»»

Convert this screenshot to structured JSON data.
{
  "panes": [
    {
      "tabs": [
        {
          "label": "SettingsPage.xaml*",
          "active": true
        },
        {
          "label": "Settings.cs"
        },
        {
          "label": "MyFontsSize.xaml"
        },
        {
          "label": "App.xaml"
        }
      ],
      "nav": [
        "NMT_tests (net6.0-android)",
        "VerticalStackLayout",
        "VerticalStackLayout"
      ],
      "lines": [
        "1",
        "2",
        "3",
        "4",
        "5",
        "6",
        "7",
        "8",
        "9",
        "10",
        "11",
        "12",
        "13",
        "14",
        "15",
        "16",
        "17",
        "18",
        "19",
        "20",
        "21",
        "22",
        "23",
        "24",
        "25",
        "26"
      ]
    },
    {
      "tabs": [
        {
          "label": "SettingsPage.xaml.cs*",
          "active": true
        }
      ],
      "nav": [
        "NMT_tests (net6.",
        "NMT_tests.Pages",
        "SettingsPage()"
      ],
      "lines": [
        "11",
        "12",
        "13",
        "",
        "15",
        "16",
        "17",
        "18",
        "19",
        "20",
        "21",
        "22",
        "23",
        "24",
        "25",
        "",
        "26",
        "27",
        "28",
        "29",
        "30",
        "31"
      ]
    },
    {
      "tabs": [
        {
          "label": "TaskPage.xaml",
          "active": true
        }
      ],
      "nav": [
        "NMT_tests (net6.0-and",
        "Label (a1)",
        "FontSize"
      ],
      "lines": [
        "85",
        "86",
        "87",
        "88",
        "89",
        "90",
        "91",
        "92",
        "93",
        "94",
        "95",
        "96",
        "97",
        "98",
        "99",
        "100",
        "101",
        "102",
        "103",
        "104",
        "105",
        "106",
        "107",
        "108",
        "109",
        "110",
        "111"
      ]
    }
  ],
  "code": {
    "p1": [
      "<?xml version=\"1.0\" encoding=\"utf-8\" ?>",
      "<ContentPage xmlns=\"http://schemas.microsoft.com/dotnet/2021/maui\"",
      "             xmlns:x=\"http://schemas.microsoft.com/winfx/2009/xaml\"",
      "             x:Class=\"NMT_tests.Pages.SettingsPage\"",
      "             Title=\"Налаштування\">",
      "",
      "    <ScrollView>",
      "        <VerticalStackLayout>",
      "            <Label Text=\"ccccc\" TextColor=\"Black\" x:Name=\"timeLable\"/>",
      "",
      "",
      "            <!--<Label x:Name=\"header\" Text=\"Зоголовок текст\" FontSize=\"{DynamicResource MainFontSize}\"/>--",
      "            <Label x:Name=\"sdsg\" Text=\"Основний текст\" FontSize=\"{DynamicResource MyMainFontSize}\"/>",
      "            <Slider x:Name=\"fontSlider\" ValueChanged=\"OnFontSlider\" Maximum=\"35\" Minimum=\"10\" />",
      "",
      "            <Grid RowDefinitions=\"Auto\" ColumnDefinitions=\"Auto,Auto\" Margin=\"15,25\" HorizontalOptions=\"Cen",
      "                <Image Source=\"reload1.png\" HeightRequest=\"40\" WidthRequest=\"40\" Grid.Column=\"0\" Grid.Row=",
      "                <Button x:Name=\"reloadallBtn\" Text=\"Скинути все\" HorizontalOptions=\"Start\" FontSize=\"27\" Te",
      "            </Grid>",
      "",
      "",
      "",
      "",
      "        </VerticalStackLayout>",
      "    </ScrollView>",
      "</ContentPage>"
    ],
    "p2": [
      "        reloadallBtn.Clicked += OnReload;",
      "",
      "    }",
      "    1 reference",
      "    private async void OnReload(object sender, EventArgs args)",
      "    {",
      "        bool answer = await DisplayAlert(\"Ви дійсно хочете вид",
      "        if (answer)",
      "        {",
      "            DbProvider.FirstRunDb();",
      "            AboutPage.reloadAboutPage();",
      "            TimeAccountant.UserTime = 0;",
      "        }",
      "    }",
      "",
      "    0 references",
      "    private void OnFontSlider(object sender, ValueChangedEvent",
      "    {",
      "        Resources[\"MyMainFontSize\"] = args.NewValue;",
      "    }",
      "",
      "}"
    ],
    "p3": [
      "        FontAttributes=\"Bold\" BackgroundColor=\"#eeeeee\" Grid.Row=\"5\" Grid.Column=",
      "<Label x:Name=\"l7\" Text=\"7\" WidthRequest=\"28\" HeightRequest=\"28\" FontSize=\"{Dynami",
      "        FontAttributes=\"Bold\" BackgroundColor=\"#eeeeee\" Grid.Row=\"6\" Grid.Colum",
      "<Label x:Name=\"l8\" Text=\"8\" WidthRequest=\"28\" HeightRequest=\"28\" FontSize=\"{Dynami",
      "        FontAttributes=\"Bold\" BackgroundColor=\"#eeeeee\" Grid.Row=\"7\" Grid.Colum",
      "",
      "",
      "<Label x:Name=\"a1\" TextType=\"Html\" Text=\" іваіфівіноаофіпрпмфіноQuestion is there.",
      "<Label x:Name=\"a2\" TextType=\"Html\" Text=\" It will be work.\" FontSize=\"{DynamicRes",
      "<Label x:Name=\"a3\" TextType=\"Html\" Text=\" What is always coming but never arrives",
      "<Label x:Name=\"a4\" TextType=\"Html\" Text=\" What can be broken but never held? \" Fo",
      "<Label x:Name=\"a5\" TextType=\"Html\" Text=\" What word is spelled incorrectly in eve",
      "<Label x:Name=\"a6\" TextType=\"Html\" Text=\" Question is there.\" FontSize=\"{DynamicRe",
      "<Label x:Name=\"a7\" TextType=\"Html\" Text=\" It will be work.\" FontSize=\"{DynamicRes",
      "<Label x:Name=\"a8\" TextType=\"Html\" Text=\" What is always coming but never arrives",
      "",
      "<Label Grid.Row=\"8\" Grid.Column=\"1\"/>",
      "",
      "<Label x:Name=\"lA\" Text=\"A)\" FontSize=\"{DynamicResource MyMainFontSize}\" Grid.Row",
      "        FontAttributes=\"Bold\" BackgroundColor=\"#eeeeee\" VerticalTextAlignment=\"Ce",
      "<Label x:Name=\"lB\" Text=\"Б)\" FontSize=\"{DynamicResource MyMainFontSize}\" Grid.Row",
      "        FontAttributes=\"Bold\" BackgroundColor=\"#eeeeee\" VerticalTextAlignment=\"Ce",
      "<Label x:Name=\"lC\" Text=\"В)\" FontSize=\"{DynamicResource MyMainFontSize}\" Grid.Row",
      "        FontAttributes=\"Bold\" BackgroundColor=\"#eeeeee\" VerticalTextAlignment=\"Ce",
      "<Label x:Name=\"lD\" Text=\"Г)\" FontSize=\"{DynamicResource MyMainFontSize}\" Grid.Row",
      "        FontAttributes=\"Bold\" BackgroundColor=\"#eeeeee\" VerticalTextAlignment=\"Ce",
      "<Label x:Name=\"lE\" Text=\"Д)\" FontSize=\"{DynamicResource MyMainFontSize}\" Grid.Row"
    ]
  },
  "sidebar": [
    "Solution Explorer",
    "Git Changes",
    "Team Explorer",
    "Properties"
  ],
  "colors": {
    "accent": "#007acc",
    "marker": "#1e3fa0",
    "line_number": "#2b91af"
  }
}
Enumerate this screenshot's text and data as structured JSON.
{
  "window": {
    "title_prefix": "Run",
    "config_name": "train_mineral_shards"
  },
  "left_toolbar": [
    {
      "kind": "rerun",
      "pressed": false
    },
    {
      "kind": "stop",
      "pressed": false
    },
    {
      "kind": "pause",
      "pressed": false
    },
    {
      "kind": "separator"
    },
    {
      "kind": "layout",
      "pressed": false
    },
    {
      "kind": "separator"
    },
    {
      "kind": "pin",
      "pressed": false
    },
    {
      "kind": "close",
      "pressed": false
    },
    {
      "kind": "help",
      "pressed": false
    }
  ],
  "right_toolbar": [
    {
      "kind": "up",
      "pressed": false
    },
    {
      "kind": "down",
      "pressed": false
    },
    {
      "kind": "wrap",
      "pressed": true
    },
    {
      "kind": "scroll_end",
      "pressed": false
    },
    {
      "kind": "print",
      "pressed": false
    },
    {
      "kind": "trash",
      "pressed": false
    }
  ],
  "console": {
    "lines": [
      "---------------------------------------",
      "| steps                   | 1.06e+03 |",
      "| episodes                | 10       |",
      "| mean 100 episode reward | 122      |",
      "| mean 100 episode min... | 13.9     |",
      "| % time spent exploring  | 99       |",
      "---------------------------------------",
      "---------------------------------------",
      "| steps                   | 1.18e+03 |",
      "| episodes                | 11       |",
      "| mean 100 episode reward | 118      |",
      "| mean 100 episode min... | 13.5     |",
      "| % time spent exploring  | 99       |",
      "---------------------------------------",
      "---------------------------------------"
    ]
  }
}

««

(Problem description) Select every line above that contains the word "SettingsPage", and copy it.

(Solution to the exercise)
          "label": "SettingsPage.xaml*",
          "label": "SettingsPage.xaml.cs*",
        "SettingsPage()"
      "             x:Class=\"NMT_tests.Pages.SettingsPage\"",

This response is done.